→ **Exercise brief**:
Turn every line of the items below into a numbered list, leaving out any blank lines.

[Data rows start]

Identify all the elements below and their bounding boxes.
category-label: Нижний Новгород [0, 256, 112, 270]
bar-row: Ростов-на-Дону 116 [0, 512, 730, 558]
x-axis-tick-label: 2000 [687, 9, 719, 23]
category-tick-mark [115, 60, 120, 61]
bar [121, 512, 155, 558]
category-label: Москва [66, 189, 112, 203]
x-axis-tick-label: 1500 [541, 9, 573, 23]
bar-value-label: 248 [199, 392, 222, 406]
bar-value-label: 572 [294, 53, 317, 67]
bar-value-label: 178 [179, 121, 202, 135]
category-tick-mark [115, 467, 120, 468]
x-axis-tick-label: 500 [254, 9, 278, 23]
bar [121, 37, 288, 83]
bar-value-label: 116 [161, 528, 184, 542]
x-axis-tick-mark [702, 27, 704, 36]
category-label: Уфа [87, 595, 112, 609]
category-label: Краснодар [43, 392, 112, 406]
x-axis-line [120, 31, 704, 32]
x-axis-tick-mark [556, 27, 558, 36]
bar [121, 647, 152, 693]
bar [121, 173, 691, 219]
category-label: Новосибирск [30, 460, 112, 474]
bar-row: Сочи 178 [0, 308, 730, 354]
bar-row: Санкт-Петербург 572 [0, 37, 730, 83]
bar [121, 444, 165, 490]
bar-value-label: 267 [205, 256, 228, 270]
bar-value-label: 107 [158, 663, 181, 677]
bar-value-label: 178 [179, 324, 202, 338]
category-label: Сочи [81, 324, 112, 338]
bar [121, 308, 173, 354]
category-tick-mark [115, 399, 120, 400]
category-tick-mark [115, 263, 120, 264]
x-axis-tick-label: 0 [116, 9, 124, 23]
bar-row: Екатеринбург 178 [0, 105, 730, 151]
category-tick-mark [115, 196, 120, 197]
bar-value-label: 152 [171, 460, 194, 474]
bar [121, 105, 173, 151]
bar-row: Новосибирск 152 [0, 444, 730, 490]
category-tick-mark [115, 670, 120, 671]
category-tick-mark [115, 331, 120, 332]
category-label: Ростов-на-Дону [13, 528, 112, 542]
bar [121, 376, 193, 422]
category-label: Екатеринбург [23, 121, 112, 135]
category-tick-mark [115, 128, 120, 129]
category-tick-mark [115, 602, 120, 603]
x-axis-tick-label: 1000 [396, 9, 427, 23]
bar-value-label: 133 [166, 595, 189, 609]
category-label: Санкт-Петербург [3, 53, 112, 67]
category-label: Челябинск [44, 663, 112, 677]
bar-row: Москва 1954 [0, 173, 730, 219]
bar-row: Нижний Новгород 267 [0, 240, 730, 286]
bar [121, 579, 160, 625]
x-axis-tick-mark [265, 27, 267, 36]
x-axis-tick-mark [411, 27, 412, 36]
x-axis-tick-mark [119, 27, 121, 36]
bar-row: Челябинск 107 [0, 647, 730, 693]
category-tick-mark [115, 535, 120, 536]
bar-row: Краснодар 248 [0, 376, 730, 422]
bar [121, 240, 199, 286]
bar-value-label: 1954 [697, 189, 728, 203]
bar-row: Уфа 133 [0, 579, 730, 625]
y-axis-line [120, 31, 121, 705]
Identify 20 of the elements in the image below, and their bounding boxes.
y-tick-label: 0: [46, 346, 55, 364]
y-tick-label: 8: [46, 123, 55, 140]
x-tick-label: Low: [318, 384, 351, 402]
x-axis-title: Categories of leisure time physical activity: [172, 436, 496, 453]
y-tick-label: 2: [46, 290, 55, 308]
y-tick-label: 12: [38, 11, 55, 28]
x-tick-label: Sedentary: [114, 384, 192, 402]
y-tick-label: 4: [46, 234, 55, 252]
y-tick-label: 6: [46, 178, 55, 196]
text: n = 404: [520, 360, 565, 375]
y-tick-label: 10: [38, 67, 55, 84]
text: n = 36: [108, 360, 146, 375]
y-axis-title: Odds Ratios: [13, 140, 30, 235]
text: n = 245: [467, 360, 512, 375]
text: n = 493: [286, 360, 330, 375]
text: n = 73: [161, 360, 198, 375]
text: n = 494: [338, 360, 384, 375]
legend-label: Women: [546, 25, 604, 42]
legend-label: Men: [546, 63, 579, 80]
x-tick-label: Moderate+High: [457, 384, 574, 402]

[Data rows end]

→ **Exercise answer**:
1. Identify all the elements below and their bounding boxes.
2. category-label: Нижний Новгород [0, 256, 112, 270]
3. bar-row: Ростов-на-Дону 116 [0, 512, 730, 558]
4. x-axis-tick-label: 2000 [687, 9, 719, 23]
5. category-tick-mark [115, 60, 120, 61]
6. bar [121, 512, 155, 558]
7. category-label: Москва [66, 189, 112, 203]
8. x-axis-tick-label: 1500 [541, 9, 573, 23]
9. bar-value-label: 248 [199, 392, 222, 406]
10. bar-value-label: 572 [294, 53, 317, 67]
11. bar-value-label: 178 [179, 121, 202, 135]
12. category-tick-mark [115, 467, 120, 468]
13. x-axis-tick-label: 500 [254, 9, 278, 23]
14. bar [121, 37, 288, 83]
15. bar-value-label: 116 [161, 528, 184, 542]
16. x-axis-tick-mark [702, 27, 704, 36]
17. category-label: Уфа [87, 595, 112, 609]
18. category-label: Краснодар [43, 392, 112, 406]
19. x-axis-line [120, 31, 704, 32]
20. x-axis-tick-mark [556, 27, 558, 36]
21. bar [121, 647, 152, 693]
22. bar [121, 173, 691, 219]
23. category-label: Новосибирск [30, 460, 112, 474]
24. bar-row: Сочи 178 [0, 308, 730, 354]
25. bar-row: Санкт-Петербург 572 [0, 37, 730, 83]
26. bar [121, 444, 165, 490]
27. bar-value-label: 267 [205, 256, 228, 270]
28. bar-value-label: 107 [158, 663, 181, 677]
29. bar-value-label: 178 [179, 324, 202, 338]
30. category-label: Сочи [81, 324, 112, 338]
31. bar [121, 308, 173, 354]
32. category-tick-mark [115, 399, 120, 400]
33. category-tick-mark [115, 263, 120, 264]
34. x-axis-tick-label: 0 [116, 9, 124, 23]
35. bar-row: Екатеринбург 178 [0, 105, 730, 151]
36. category-tick-mark [115, 196, 120, 197]
37. bar-value-label: 152 [171, 460, 194, 474]
38. bar [121, 105, 173, 151]
39. bar-row: Новосибирск 152 [0, 444, 730, 490]
40. category-tick-mark [115, 670, 120, 671]
41. category-tick-mark [115, 331, 120, 332]
42. category-label: Ростов-на-Дону [13, 528, 112, 542]
43. bar [121, 376, 193, 422]
44. category-label: Екатеринбург [23, 121, 112, 135]
45. category-tick-mark [115, 128, 120, 129]
46. category-tick-mark [115, 602, 120, 603]
47. x-axis-tick-label: 1000 [396, 9, 427, 23]
48. bar-value-label: 133 [166, 595, 189, 609]
49. category-label: Санкт-Петербург [3, 53, 112, 67]
50. category-label: Челябинск [44, 663, 112, 677]
51. bar-row: Москва 1954 [0, 173, 730, 219]
52. bar-row: Нижний Новгород 267 [0, 240, 730, 286]
53. bar [121, 579, 160, 625]
54. x-axis-tick-mark [265, 27, 267, 36]
55. x-axis-tick-mark [411, 27, 412, 36]
56. x-axis-tick-mark [119, 27, 121, 36]
57. bar-row: Челябинск 107 [0, 647, 730, 693]
58. category-tick-mark [115, 535, 120, 536]
59. bar-row: Краснодар 248 [0, 376, 730, 422]
60. bar [121, 240, 199, 286]
61. bar-value-label: 1954 [697, 189, 728, 203]
62. bar-row: Уфа 133 [0, 579, 730, 625]
63. y-axis-line [120, 31, 121, 705]
64. Identify 20 of the elements in the image below, and their bounding boxes.
65. y-tick-label: 0: [46, 346, 55, 364]
66. y-tick-label: 8: [46, 123, 55, 140]
67. x-tick-label: Low: [318, 384, 351, 402]
68. x-axis-title: Categories of leisure time physical activity: [172, 436, 496, 453]
69. y-tick-label: 2: [46, 290, 55, 308]
70. y-tick-label: 12: [38, 11, 55, 28]
71. x-tick-label: Sedentary: [114, 384, 192, 402]
72. y-tick-label: 4: [46, 234, 55, 252]
73. y-tick-label: 6: [46, 178, 55, 196]
74. text: n = 404: [520, 360, 565, 375]
75. y-tick-label: 10: [38, 67, 55, 84]
76. text: n = 36: [108, 360, 146, 375]
77. y-axis-title: Odds Ratios: [13, 140, 30, 235]
78. text: n = 245: [467, 360, 512, 375]
79. text: n = 493: [286, 360, 330, 375]
80. text: n = 73: [161, 360, 198, 375]
81. text: n = 494: [338, 360, 384, 375]
82. legend-label: Women: [546, 25, 604, 42]
83. legend-label: Men: [546, 63, 579, 80]
84. x-tick-label: Moderate+High: [457, 384, 574, 402]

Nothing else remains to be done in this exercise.